— Start —

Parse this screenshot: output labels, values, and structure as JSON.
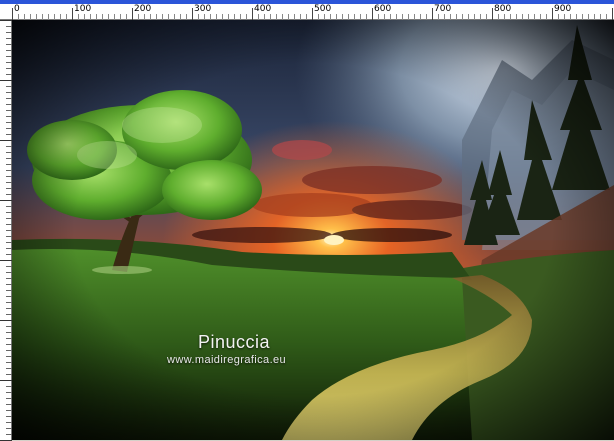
{
  "ruler": {
    "labels": [
      "0",
      "100",
      "200",
      "300",
      "400",
      "500",
      "600",
      "700",
      "800",
      "900"
    ]
  },
  "artwork": {
    "title": "Pinuccia",
    "url": "www.maidiregrafica.eu"
  },
  "colors": {
    "ruler_bar": "#2b55d9",
    "sky_top": "#1b2a4a",
    "sunset": "#ff7a1a",
    "grass": "#3f7a1f",
    "tree": "#6fbf3a"
  }
}
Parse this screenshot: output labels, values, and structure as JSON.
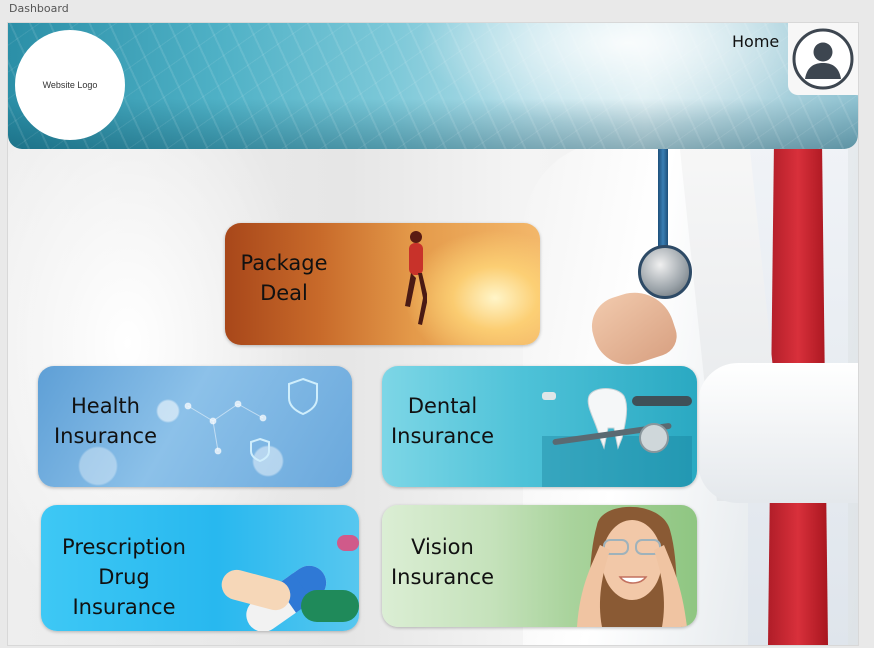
{
  "window": {
    "title": "Dashboard"
  },
  "header": {
    "logo_text": "Website Logo",
    "nav_home": "Home",
    "avatar_icon": "user-silhouette-icon"
  },
  "tiles": {
    "package": {
      "line1": "Package",
      "line2": "Deal"
    },
    "health": {
      "line1": "Health",
      "line2": "Insurance"
    },
    "dental": {
      "line1": "Dental",
      "line2": "Insurance"
    },
    "prescription": {
      "line1": "Prescription",
      "line2": "Drug Insurance"
    },
    "vision": {
      "line1": "Vision",
      "line2": "Insurance"
    }
  }
}
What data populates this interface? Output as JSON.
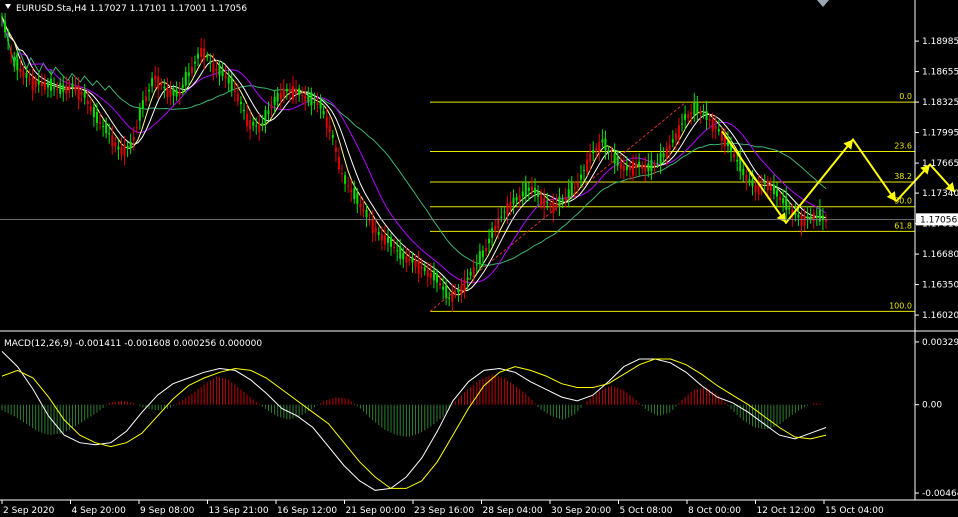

— End —

**Directive:**
Print each record exactly as it stands, leaving the images out.

**Expected answer:**
Parse this screenshot: output labels, values, and structure as JSON.
{
  "ruler": {
    "labels": [
      "0",
      "100",
      "200",
      "300",
      "400",
      "500",
      "600",
      "700",
      "800",
      "900"
    ]
  },
  "artwork": {
    "title": "Pinuccia",
    "url": "www.maidiregrafica.eu"
  },
  "colors": {
    "ruler_bar": "#2b55d9",
    "sky_top": "#1b2a4a",
    "sunset": "#ff7a1a",
    "grass": "#3f7a1f",
    "tree": "#6fbf3a"
  }
}
Parse this screenshot: output labels, values, and structure as JSON.
{
  "window": {
    "title": "Dashboard"
  },
  "header": {
    "logo_text": "Website Logo",
    "nav_home": "Home",
    "avatar_icon": "user-silhouette-icon"
  },
  "tiles": {
    "package": {
      "line1": "Package",
      "line2": "Deal"
    },
    "health": {
      "line1": "Health",
      "line2": "Insurance"
    },
    "dental": {
      "line1": "Dental",
      "line2": "Insurance"
    },
    "prescription": {
      "line1": "Prescription",
      "line2": "Drug Insurance"
    },
    "vision": {
      "line1": "Vision",
      "line2": "Insurance"
    }
  }
}
What data populates this interface? Output as JSON.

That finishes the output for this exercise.